CONSIGNE —
Recopiez à l'identique la partie du listing qui commence à sa première ligne et se termine à la ligne contenant « table text: Sub-woofer », ces deux lignes comprises.

LISTING —
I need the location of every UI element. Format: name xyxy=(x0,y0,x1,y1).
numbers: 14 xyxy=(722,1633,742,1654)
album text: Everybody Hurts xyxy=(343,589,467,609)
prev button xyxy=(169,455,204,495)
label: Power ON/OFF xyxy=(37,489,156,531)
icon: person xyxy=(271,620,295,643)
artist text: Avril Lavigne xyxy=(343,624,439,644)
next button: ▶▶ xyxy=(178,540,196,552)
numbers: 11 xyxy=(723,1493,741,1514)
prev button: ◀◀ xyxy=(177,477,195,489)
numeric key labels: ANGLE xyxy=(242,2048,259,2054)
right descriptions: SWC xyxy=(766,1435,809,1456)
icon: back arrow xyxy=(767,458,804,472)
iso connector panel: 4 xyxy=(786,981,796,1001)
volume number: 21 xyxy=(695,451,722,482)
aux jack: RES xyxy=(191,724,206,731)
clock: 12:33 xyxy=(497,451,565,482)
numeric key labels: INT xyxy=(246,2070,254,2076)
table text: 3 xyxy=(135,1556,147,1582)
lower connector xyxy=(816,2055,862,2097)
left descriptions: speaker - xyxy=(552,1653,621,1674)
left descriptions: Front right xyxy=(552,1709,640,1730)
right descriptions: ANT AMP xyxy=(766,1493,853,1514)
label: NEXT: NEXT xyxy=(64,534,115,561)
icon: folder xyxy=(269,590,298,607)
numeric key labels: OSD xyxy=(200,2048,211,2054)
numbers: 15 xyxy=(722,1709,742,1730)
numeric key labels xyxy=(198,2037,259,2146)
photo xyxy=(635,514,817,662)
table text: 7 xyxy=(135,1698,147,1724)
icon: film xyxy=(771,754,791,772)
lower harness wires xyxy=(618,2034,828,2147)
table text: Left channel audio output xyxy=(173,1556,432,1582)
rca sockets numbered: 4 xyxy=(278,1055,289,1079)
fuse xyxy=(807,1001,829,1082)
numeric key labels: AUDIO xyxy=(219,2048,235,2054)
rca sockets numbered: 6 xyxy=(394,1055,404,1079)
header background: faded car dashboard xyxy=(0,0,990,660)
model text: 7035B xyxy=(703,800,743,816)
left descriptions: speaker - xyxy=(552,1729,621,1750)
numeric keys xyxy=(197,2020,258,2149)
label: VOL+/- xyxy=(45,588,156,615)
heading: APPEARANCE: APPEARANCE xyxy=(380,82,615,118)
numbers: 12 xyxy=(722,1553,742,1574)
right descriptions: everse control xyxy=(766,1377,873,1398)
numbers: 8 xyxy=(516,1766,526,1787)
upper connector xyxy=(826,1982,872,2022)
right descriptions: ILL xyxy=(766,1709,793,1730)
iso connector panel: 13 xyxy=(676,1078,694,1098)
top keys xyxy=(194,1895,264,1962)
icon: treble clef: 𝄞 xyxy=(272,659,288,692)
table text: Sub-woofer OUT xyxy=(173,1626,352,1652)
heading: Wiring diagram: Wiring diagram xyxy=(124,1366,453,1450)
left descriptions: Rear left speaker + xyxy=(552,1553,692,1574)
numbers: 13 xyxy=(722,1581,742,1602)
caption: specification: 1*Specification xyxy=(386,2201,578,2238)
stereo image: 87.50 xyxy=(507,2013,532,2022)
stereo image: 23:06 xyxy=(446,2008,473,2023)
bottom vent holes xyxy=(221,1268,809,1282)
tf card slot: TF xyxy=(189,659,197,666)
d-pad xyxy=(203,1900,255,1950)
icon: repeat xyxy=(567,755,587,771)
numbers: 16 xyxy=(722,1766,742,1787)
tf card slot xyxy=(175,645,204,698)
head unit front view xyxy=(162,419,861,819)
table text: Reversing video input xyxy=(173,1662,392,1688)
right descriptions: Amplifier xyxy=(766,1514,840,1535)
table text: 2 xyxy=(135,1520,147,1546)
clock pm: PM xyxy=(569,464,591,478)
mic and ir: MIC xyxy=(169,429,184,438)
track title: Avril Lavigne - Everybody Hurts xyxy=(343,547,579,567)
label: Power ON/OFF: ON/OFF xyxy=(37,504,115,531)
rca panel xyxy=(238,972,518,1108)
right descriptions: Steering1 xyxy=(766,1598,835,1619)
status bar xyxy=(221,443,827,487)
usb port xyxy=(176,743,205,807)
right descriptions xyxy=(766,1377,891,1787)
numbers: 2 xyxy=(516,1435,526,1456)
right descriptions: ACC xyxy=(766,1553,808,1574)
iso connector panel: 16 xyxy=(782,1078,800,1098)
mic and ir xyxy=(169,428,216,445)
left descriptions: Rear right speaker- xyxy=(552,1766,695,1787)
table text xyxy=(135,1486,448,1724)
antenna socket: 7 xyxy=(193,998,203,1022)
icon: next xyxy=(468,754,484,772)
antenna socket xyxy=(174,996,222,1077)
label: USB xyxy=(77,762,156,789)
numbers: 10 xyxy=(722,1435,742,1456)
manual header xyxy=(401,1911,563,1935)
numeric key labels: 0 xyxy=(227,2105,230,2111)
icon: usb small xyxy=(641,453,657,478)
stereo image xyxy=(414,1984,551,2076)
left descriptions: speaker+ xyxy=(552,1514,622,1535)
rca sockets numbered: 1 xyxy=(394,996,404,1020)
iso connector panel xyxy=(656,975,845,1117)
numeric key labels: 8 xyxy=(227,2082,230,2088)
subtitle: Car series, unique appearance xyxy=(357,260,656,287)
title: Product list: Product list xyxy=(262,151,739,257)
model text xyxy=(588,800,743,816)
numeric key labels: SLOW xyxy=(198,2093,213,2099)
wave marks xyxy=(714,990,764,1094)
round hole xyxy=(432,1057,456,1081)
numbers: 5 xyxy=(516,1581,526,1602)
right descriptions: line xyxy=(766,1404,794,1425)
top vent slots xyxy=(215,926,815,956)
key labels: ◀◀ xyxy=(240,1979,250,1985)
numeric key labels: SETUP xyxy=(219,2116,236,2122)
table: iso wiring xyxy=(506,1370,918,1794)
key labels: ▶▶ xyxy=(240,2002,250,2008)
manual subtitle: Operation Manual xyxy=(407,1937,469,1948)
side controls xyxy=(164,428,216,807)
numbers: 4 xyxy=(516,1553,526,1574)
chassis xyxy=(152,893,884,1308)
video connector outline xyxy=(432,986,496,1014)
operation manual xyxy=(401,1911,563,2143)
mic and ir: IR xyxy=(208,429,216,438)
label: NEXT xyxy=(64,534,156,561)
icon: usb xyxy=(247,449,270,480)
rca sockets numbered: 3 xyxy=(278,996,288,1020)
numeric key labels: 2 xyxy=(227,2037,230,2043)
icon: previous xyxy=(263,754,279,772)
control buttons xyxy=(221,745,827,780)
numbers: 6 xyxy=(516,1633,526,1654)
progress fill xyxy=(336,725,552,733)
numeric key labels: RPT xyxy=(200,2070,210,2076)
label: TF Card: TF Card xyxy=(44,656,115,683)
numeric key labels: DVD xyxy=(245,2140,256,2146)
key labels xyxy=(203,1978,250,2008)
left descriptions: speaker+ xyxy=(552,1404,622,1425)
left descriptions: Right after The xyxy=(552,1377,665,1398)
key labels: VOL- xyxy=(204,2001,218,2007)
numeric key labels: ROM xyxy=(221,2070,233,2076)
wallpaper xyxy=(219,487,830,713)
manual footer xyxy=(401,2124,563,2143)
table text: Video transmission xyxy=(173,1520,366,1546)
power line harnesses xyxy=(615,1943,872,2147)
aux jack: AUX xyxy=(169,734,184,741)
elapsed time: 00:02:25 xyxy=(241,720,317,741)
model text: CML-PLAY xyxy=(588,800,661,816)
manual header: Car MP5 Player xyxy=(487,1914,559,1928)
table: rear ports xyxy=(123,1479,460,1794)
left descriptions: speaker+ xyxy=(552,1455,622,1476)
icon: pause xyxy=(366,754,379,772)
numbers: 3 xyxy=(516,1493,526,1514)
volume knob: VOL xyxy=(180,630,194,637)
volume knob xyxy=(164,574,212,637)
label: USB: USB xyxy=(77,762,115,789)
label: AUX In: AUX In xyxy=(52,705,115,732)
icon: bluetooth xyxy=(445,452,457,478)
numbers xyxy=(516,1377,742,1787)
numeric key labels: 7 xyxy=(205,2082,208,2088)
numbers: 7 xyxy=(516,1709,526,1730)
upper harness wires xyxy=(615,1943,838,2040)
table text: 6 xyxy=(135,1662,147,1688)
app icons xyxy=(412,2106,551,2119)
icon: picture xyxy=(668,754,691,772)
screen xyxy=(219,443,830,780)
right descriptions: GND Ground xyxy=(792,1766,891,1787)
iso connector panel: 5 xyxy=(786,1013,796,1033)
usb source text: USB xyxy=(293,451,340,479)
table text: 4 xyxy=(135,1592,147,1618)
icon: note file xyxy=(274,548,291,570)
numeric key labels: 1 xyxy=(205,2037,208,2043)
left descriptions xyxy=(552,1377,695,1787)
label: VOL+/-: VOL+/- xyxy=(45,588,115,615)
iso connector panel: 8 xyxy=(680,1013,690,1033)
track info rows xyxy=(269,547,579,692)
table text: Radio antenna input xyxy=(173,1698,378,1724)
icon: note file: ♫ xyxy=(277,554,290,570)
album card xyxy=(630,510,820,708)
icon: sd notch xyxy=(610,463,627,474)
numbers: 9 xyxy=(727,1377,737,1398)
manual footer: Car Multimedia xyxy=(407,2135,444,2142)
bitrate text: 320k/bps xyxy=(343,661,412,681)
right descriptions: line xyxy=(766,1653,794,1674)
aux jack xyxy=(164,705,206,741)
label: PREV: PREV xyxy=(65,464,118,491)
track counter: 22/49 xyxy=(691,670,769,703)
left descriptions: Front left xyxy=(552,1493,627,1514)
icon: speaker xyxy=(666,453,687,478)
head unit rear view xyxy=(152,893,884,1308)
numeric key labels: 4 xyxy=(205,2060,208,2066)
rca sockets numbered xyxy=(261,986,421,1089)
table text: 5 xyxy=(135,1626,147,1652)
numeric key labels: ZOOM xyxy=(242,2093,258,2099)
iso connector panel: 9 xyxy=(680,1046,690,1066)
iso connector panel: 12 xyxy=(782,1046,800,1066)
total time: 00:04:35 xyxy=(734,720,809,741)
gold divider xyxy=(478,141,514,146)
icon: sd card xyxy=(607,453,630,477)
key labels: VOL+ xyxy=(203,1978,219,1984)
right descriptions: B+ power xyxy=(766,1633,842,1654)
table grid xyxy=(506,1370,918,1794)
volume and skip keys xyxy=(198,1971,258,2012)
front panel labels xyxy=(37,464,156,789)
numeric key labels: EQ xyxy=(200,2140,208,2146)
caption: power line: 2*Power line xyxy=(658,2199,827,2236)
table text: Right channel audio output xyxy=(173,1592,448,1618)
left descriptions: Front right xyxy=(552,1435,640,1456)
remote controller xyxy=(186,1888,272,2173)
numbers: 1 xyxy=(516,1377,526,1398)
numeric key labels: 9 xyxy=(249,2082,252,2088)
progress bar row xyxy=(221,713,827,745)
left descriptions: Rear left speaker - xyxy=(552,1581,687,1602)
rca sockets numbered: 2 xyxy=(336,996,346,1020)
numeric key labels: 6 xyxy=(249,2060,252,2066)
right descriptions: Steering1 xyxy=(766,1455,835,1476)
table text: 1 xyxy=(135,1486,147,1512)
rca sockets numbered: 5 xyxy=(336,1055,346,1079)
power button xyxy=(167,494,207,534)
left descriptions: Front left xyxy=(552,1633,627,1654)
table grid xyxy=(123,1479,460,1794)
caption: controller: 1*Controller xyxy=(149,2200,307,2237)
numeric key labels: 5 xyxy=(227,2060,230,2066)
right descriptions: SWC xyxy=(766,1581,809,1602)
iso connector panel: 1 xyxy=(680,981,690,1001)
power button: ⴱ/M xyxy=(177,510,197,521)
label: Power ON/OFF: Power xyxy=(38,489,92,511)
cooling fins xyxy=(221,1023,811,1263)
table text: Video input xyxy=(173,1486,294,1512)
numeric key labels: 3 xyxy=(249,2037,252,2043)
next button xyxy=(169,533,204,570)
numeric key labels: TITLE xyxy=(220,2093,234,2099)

RÉPONSE —
I need the location of every UI element. Format: name xyxy=(x0,y0,x1,y1).
numbers: 14 xyxy=(722,1633,742,1654)
album text: Everybody Hurts xyxy=(343,589,467,609)
prev button xyxy=(169,455,204,495)
label: Power ON/OFF xyxy=(37,489,156,531)
icon: person xyxy=(271,620,295,643)
artist text: Avril Lavigne xyxy=(343,624,439,644)
next button: ▶▶ xyxy=(178,540,196,552)
numbers: 11 xyxy=(723,1493,741,1514)
prev button: ◀◀ xyxy=(177,477,195,489)
numeric key labels: ANGLE xyxy=(242,2048,259,2054)
right descriptions: SWC xyxy=(766,1435,809,1456)
icon: back arrow xyxy=(767,458,804,472)
iso connector panel: 4 xyxy=(786,981,796,1001)
volume number: 21 xyxy=(695,451,722,482)
aux jack: RES xyxy=(191,724,206,731)
clock: 12:33 xyxy=(497,451,565,482)
numeric key labels: INT xyxy=(246,2070,254,2076)
table text: 3 xyxy=(135,1556,147,1582)
lower connector xyxy=(816,2055,862,2097)
left descriptions: speaker - xyxy=(552,1653,621,1674)
left descriptions: Front right xyxy=(552,1709,640,1730)
right descriptions: ANT AMP xyxy=(766,1493,853,1514)
label: NEXT: NEXT xyxy=(64,534,115,561)
icon: folder xyxy=(269,590,298,607)
numeric key labels: OSD xyxy=(200,2048,211,2054)
numbers: 15 xyxy=(722,1709,742,1730)
numeric key labels xyxy=(198,2037,259,2146)
photo xyxy=(635,514,817,662)
table text: 7 xyxy=(135,1698,147,1724)
icon: film xyxy=(771,754,791,772)
lower harness wires xyxy=(618,2034,828,2147)
table text: Left channel audio output xyxy=(173,1556,432,1582)
rca sockets numbered: 4 xyxy=(278,1055,289,1079)
fuse xyxy=(807,1001,829,1082)
numeric key labels: AUDIO xyxy=(219,2048,235,2054)
rca sockets numbered: 6 xyxy=(394,1055,404,1079)
header background: faded car dashboard xyxy=(0,0,990,660)
model text: 7035B xyxy=(703,800,743,816)
left descriptions: speaker - xyxy=(552,1729,621,1750)
numeric keys xyxy=(197,2020,258,2149)
label: VOL+/- xyxy=(45,588,156,615)
heading: APPEARANCE: APPEARANCE xyxy=(380,82,615,118)
numbers: 12 xyxy=(722,1553,742,1574)
right descriptions: everse control xyxy=(766,1377,873,1398)
numbers: 8 xyxy=(516,1766,526,1787)
upper connector xyxy=(826,1982,872,2022)
right descriptions: ILL xyxy=(766,1709,793,1730)
iso connector panel: 13 xyxy=(676,1078,694,1098)
top keys xyxy=(194,1895,264,1962)
icon: treble clef: 𝄞 xyxy=(272,659,288,692)
table text: Sub-woofer OUT xyxy=(173,1626,352,1652)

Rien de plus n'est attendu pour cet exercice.